**SHORT PROBLEM:** Pull every "name" line out of the data below.

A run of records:
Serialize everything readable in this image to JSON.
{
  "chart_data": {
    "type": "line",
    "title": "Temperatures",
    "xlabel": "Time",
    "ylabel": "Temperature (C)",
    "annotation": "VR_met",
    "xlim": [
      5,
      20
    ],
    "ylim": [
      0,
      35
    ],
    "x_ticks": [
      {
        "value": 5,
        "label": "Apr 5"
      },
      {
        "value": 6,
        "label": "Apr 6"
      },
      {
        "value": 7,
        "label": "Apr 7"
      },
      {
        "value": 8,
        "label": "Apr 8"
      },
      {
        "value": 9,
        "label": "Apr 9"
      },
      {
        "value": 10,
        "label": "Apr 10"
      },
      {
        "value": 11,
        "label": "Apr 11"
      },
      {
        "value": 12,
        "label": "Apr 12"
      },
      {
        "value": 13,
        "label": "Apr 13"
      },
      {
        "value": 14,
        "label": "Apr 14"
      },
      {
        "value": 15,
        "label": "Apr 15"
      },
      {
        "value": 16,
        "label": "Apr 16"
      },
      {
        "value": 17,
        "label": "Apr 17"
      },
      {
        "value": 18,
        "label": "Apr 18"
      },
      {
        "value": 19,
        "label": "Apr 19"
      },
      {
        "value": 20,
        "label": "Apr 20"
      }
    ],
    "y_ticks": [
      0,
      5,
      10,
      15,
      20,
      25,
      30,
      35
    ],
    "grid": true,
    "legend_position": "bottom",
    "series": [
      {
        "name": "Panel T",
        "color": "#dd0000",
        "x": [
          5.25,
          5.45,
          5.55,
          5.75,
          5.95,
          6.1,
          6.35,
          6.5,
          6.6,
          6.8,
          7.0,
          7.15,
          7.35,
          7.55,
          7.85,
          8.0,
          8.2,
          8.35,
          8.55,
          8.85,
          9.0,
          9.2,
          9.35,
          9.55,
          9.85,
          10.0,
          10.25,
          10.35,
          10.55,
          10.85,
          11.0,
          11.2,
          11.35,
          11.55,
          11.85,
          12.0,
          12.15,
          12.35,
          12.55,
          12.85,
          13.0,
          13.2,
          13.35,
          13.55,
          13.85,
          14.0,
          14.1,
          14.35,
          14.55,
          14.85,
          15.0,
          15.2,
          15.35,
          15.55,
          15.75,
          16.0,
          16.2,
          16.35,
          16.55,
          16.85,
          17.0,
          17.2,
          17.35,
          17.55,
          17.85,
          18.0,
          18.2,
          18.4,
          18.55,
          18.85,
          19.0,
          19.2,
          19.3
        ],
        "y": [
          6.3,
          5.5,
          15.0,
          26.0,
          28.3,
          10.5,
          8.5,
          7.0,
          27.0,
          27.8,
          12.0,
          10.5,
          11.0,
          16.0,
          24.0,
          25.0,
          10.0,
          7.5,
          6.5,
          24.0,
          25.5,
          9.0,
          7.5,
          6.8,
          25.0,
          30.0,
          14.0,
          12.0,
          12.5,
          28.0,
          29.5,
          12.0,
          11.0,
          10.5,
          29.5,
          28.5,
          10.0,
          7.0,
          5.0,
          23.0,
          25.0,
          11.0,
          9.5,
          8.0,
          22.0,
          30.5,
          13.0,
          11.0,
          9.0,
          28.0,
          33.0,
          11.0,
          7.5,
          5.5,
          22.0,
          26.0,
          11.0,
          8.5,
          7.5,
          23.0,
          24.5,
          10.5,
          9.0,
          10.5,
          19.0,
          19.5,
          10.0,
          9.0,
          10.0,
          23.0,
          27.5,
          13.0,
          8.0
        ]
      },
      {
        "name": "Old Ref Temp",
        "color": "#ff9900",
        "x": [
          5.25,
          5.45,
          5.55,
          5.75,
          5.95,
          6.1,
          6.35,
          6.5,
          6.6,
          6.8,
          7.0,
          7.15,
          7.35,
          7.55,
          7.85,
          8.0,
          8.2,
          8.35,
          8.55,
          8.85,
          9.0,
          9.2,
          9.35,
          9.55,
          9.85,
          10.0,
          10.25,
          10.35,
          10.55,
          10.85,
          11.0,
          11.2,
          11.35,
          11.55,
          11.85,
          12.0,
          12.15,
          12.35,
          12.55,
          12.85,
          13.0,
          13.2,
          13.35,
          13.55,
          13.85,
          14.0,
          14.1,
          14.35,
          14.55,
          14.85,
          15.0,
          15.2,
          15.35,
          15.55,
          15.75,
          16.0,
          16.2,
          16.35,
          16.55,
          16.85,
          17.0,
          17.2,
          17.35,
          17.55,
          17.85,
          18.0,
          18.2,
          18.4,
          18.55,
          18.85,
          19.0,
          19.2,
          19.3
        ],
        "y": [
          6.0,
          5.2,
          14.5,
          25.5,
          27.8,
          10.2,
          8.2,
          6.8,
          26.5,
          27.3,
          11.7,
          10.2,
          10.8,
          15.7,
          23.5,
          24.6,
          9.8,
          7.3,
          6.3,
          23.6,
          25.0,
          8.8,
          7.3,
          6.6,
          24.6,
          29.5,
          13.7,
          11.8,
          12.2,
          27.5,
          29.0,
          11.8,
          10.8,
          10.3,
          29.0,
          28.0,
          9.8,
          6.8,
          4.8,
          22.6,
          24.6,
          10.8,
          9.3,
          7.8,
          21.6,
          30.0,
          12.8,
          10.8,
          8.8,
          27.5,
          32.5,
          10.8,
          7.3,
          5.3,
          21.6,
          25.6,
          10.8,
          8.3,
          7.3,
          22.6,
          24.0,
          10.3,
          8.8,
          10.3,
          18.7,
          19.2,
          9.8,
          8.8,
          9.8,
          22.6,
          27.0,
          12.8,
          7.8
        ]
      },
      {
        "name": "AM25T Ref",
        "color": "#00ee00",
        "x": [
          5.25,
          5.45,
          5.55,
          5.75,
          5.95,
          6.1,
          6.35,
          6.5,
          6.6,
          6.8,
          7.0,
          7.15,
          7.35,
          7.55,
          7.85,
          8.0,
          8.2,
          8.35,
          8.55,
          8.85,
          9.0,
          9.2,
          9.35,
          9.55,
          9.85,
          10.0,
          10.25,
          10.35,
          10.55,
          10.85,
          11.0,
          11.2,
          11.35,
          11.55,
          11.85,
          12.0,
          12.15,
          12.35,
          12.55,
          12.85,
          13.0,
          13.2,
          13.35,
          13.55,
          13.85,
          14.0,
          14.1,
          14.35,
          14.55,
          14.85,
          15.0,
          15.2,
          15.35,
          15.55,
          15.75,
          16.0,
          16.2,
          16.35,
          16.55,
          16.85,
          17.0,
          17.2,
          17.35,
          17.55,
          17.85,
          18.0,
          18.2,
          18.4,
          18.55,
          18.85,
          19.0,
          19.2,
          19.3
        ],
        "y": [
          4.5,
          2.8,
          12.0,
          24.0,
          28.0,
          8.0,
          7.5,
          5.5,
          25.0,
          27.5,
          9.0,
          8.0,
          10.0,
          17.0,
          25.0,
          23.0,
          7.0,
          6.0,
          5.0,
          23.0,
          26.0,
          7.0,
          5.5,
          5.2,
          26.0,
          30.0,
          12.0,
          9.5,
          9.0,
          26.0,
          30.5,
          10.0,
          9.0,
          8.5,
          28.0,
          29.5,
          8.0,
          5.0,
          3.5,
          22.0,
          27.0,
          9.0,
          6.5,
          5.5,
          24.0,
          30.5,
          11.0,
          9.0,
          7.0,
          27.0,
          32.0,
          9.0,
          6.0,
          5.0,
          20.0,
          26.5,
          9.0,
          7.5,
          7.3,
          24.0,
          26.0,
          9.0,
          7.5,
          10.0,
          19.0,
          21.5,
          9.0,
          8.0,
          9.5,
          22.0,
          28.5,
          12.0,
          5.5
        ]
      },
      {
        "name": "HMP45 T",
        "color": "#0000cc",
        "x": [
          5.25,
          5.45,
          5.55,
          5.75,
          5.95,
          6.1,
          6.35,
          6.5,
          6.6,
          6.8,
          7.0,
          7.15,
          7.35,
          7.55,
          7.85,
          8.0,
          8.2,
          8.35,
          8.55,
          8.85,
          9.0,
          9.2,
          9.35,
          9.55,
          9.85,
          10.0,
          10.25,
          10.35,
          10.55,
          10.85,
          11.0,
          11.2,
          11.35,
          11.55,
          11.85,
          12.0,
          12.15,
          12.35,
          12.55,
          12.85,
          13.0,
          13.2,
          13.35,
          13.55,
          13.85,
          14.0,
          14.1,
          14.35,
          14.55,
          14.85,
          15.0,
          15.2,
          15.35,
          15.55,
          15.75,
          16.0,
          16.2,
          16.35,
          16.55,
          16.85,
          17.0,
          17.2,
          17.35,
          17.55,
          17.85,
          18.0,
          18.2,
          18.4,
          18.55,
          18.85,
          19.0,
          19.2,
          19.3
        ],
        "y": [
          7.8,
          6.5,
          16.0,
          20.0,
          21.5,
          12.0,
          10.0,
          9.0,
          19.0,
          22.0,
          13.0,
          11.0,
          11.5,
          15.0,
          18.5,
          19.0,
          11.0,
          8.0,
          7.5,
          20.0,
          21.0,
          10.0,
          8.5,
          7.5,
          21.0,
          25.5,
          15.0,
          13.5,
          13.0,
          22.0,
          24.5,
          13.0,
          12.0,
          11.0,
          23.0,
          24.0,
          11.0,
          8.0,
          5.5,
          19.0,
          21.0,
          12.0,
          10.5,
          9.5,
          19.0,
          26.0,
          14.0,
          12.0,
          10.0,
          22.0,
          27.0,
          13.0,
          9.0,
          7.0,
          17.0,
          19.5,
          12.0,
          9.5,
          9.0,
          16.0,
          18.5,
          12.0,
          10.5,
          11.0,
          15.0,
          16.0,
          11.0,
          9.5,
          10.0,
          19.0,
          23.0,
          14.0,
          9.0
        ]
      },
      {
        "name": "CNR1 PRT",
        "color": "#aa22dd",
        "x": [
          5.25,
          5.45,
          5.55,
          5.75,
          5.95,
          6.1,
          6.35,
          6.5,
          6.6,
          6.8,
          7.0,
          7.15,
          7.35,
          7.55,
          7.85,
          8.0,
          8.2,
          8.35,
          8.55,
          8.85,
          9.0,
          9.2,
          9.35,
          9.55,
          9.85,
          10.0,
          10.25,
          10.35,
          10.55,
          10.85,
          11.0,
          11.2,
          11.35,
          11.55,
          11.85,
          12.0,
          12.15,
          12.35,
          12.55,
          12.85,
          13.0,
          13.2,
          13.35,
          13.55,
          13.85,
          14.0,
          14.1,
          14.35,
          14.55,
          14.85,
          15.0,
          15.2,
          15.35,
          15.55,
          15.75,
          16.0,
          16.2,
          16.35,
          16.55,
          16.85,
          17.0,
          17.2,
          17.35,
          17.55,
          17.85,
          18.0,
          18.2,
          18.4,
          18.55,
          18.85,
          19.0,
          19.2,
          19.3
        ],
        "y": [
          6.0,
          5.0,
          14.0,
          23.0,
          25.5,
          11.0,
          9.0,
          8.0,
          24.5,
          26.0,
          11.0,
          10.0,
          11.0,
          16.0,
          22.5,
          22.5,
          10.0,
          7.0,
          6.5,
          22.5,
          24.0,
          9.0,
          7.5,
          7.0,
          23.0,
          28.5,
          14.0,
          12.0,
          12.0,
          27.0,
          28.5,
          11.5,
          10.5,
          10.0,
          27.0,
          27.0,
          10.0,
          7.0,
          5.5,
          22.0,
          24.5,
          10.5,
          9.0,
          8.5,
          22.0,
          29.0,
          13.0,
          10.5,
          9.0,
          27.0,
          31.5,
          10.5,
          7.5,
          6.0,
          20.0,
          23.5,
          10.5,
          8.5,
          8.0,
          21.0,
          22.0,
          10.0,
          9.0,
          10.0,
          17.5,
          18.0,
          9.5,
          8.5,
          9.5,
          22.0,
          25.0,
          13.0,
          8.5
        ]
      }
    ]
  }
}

**ANSWER FOR THE TASK:**
        "name": "Panel T",
        "name": "Old Ref Temp",
        "name": "AM25T Ref",
        "name": "HMP45 T",
        "name": "CNR1 PRT",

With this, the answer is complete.